Extract to read =
# River Thames - RNLI



## rushie (Jul 5, 2005)

Read an interesting article in a London paper the other night about the RNLI on the River Thames. there are some fascinating facts that I thought you may be interested in.

The station based by Tower bridge was introduced in 2002. Since then they have been involved in 1781 resues, saving 124 lives.

Most of the people they deal with are suicide cases, and half the people who enter the Thames do not come out alive.

The station is manned by 132 crew, 40 of which is full time.

It takes £300000 per day to run the RNLI.

So far they have been called out 13 times in 2007 alone.

Here's to them...excellent people.

Rushie.


----------



## Thamesphil (Jul 22, 2005)

There's quite a bit more on the RNLI website. The lifeboat station actually moved to a new, purpose-built pier at Waterloo in 2006 and is one of - if not the - busiest lifeboat stations in the country.

Phil


----------



## nigelcollett (Oct 26, 2005)

Hi Rushie

Very interested to read your thread. We over here on the Severn, up from the bridges, do not have the benefit of the RNLI and have our own charitable rescue service which is call SARA (Severn Area Rescue Association) which is the second largest in the country. 

If anybody is interested in looking at their web site it is as follows

www.sara-rescue.org.uk

Regards

NigelC


----------



## rushie (Jul 5, 2005)

Thanks Phil and Nigel.

Yes Phil it is the busiest station in the UK.

Nigel - thanks for the site link, it's very interesting. 

Cheers,

Rushie.


----------



## Graham McMorine (Jan 4, 2007)

I did not realize that there was any other rescue service other than the RNLI, and I feel sure that the membership would be really interested to find out if there are any others around these islands of ours. The skill and bravery of the people who man these boats is never in question and I`m sure that "pleasure sailors" and "old salts" alike have nothing but admiration for the work that they do(Applause) (Applause)


----------



## King Ratt (Aug 23, 2005)

Directive =
Please explain, in one to three sentences, why the first post in the Thames RNLI thread passes along facts about the lifeboat station.

Saved entries =

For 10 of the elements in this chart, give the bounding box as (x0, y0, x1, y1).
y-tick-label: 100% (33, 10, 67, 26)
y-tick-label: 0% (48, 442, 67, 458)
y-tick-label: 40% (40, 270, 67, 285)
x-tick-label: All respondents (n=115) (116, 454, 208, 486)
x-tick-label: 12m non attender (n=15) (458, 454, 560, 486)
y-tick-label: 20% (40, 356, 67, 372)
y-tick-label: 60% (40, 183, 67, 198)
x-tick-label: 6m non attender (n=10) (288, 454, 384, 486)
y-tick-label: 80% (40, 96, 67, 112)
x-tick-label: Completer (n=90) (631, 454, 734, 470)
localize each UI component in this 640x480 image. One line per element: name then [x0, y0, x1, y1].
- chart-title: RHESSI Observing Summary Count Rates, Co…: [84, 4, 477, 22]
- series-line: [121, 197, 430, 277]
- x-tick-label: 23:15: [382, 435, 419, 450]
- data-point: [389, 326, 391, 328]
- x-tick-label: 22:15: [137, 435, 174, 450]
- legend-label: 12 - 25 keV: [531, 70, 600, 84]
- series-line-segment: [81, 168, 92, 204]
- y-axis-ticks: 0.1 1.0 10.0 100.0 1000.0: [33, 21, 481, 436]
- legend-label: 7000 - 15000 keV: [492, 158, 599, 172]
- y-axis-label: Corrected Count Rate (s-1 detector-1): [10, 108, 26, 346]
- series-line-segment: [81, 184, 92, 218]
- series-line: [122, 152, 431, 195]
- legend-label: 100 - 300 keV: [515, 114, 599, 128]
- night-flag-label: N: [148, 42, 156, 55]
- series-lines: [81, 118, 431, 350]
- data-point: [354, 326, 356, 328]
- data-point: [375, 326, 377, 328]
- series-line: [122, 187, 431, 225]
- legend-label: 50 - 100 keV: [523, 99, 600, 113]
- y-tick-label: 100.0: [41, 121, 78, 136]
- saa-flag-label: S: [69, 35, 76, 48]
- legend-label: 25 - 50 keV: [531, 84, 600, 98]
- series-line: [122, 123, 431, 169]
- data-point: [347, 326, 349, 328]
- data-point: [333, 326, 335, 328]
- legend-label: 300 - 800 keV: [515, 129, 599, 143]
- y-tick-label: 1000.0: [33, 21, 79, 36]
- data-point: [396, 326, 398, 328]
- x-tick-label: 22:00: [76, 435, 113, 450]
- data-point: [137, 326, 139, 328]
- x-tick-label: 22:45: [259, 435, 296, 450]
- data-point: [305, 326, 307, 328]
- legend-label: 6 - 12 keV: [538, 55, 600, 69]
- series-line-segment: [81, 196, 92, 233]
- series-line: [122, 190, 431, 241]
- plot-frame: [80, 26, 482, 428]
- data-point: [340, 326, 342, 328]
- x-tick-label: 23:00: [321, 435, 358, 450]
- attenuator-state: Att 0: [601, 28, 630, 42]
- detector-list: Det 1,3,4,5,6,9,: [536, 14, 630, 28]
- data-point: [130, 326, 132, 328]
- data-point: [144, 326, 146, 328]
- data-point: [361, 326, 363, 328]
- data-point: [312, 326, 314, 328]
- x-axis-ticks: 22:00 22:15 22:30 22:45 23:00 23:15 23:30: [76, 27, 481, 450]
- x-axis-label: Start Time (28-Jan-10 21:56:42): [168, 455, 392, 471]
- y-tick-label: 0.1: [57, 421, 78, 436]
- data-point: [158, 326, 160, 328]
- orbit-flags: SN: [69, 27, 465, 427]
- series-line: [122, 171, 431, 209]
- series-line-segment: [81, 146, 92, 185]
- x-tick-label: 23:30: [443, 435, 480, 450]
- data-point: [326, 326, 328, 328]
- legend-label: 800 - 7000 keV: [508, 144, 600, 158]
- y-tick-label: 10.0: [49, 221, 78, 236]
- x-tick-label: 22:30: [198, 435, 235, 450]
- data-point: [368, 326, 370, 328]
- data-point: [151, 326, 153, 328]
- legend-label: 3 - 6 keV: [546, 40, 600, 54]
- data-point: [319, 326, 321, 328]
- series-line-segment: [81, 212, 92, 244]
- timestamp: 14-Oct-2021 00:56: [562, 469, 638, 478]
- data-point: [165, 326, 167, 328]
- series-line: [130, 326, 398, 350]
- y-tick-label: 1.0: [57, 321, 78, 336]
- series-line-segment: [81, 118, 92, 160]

Solution to this task =
Rushie had read an interesting article in a London paper about the RNLI on the River Thames and found some fascinating facts in it. Rushie shared those facts because of a belief that others in the thread might be interested in them.